** start Data to use **
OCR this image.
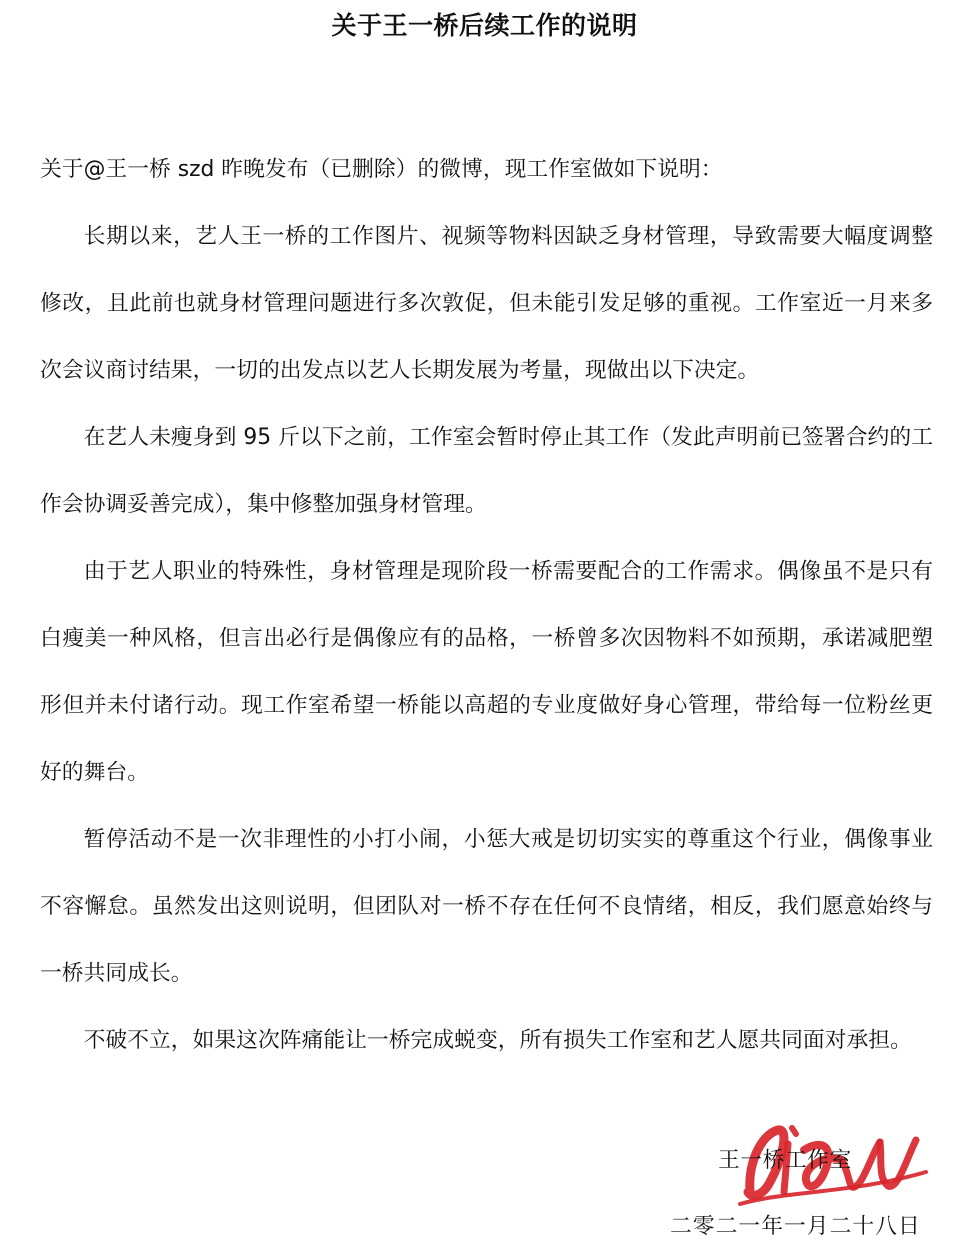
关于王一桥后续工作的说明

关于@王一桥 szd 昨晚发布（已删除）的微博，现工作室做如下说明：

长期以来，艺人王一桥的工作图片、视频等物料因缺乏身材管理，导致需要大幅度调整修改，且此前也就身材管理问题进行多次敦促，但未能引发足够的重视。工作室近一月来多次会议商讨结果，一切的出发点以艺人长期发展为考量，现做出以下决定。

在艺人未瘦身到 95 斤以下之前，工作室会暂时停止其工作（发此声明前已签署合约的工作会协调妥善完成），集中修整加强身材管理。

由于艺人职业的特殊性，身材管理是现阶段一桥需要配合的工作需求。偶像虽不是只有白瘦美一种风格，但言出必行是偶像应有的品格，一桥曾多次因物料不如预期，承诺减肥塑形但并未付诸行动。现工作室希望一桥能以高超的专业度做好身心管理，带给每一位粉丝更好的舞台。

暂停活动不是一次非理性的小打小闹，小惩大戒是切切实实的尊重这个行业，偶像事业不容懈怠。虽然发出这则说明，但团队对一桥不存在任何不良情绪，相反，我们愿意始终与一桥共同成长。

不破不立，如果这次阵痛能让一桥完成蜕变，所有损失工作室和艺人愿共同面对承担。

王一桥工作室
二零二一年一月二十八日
** end Data to use **
** start Data to use **
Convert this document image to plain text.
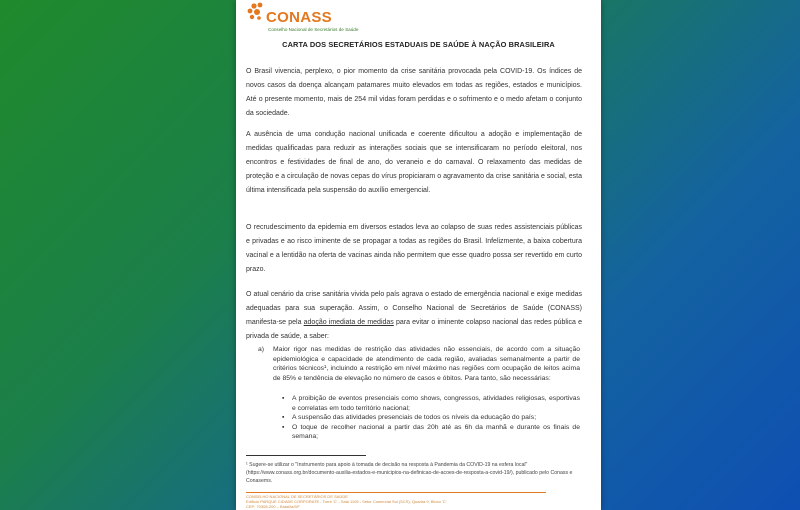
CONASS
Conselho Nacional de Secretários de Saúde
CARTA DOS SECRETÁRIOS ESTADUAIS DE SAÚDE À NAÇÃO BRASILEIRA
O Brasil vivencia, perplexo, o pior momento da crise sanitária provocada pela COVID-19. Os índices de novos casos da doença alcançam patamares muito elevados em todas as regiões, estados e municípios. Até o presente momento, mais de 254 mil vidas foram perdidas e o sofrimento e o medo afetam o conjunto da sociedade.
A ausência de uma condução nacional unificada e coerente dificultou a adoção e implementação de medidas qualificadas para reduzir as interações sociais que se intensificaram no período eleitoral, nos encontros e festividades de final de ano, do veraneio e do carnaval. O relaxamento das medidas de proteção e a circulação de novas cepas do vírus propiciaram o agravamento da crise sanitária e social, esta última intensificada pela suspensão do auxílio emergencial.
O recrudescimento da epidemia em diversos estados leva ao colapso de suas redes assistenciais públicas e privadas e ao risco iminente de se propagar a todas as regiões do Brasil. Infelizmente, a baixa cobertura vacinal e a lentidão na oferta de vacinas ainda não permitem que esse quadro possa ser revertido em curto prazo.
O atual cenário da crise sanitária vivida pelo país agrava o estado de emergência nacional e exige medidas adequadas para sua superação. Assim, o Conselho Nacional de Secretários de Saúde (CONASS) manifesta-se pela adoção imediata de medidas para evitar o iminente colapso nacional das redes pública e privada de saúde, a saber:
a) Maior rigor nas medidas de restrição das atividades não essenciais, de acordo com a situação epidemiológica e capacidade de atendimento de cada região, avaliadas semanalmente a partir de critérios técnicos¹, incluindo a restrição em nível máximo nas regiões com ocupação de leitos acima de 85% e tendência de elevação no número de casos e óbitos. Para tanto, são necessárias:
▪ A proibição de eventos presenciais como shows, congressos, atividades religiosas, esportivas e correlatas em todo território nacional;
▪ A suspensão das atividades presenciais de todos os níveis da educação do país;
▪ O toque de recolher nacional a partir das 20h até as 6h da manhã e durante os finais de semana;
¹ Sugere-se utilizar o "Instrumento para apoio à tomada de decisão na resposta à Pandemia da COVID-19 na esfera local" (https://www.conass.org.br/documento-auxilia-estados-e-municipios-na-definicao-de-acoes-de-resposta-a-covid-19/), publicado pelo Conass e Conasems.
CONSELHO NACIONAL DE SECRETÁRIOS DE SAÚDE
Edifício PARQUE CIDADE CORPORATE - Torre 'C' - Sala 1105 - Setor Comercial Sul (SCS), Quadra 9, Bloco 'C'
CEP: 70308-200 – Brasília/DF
** end Data to use **
- **Objective**: For this exercise, gather every line of the data that contains the word "COVID".

- **Solution for this problem**:
O Brasil vivencia, perplexo, o pior momento da crise sanitária provocada pela COVID-19. Os índices de novos casos da doença alcançam patamares muito elevados em todas as regiões, estados e municípios. Até o presente momento, mais de 254 mil vidas foram perdidas e o sofrimento e o medo afetam o conjunto da sociedade.
¹ Sugere-se utilizar o "Instrumento para apoio à tomada de decisão na resposta à Pandemia da COVID-19 na esfera local" (https://www.conass.org.br/documento-auxilia-estados-e-municipios-na-definicao-de-acoes-de-resposta-a-covid-19/), publicado pelo Conass e Conasems.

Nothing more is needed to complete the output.